• _Problem to work on_: Every line that contains the word "this" should be copied out.

::: Recorded information

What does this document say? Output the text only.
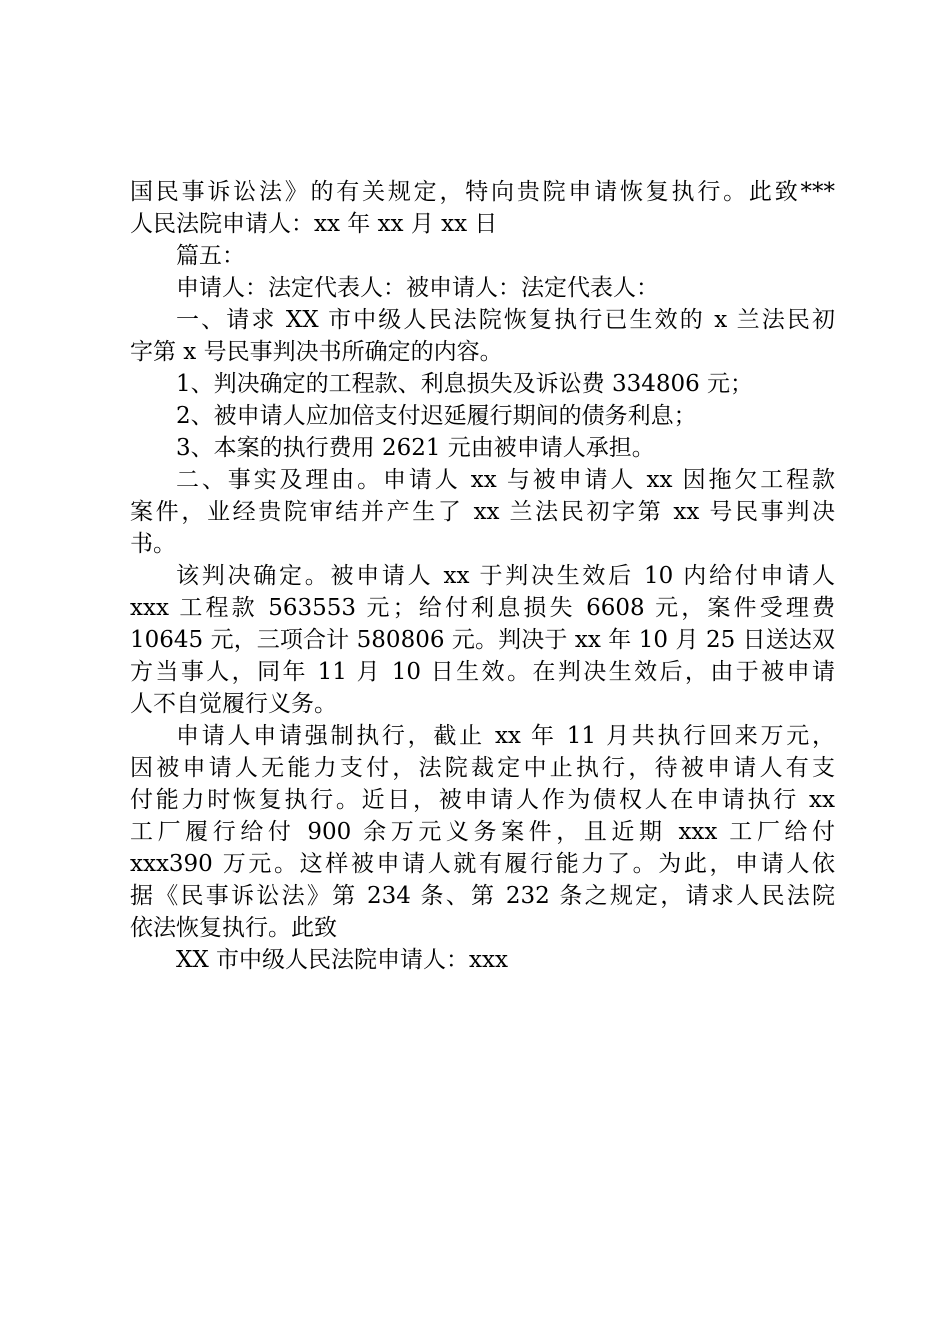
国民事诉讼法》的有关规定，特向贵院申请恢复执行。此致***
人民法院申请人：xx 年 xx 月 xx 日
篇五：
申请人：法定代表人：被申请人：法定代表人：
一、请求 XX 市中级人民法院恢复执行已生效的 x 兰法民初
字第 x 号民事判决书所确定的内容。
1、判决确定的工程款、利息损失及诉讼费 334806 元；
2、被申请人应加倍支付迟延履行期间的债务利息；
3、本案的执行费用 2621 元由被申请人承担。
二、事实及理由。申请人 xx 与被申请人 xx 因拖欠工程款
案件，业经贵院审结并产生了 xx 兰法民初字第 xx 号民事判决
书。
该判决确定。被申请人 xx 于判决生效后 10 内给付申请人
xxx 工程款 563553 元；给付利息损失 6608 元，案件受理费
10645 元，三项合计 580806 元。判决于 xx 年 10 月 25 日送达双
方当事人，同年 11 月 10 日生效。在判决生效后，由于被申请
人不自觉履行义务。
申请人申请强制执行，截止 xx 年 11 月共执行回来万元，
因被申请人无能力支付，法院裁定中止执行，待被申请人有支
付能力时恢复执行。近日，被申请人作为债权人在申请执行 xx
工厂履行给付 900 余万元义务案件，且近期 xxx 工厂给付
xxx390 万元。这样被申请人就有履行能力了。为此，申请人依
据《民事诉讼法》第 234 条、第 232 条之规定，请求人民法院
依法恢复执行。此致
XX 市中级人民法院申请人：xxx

::::::
::: Recorded information

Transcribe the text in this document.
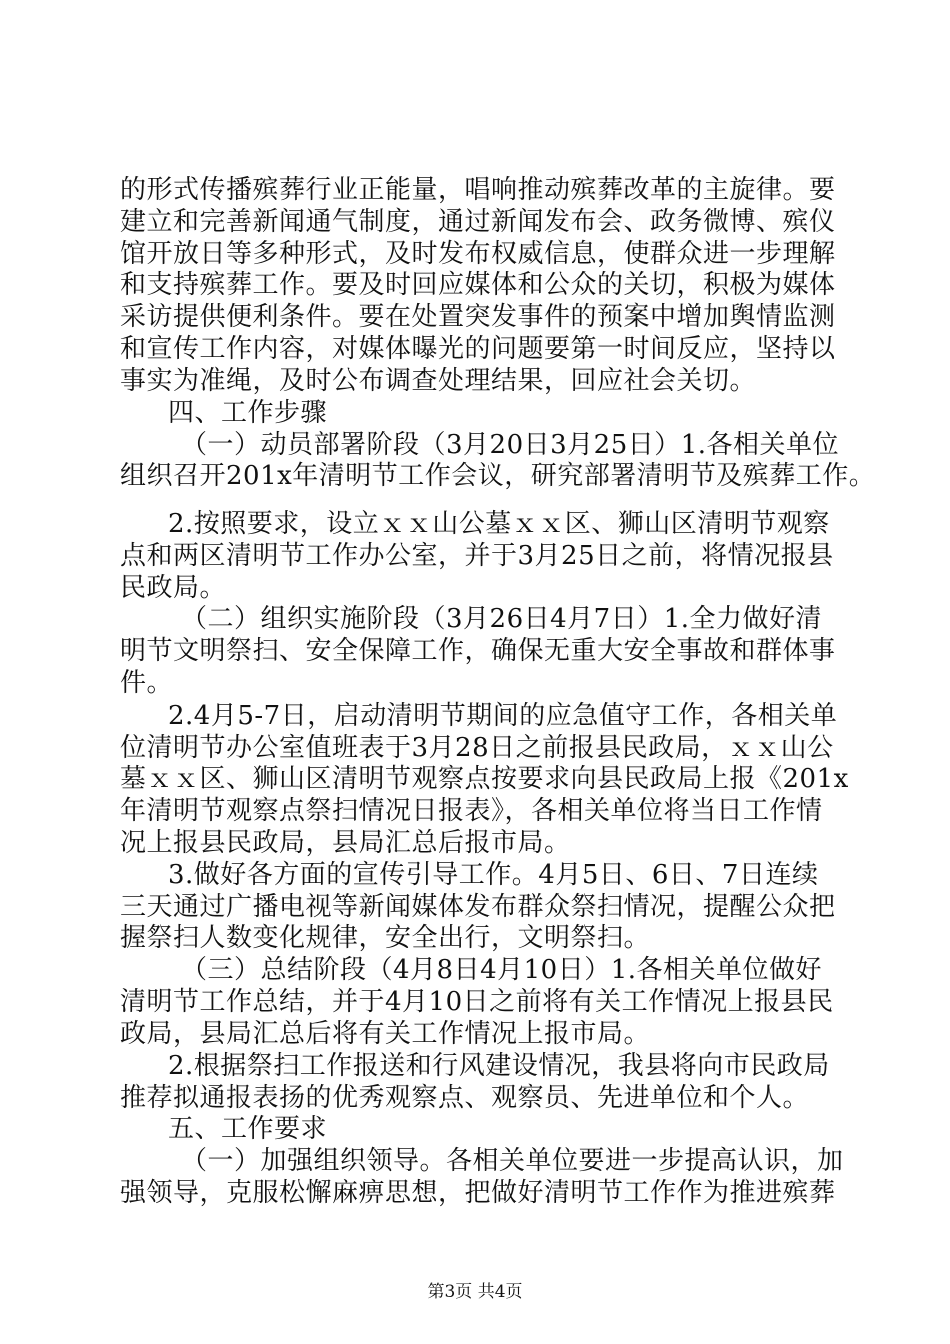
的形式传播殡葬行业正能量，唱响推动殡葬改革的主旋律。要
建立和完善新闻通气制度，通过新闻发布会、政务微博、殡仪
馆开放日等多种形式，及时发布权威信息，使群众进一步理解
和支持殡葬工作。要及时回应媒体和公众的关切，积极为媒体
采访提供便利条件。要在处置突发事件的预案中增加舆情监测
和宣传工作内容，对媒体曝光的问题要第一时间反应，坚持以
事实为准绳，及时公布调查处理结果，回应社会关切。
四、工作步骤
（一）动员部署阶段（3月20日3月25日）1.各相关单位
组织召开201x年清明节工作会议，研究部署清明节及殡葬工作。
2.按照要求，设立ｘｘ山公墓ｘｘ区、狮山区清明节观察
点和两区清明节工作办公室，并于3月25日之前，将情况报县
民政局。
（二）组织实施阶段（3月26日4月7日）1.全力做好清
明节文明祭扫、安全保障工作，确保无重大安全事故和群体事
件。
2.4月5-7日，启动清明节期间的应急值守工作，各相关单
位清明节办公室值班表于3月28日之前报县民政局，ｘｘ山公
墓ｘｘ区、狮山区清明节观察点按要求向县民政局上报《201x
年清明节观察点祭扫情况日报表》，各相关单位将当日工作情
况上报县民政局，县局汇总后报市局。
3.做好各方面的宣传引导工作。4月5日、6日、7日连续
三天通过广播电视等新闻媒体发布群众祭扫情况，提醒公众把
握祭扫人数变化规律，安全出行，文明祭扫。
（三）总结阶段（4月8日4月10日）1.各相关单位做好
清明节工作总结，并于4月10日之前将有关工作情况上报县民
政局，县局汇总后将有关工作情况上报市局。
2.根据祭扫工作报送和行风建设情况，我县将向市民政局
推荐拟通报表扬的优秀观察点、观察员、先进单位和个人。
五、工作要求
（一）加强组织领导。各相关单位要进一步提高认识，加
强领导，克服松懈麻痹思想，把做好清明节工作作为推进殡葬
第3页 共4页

::::::

• _Task answer_:
What does this document say? Output the text only.
Transcribe the text in this document.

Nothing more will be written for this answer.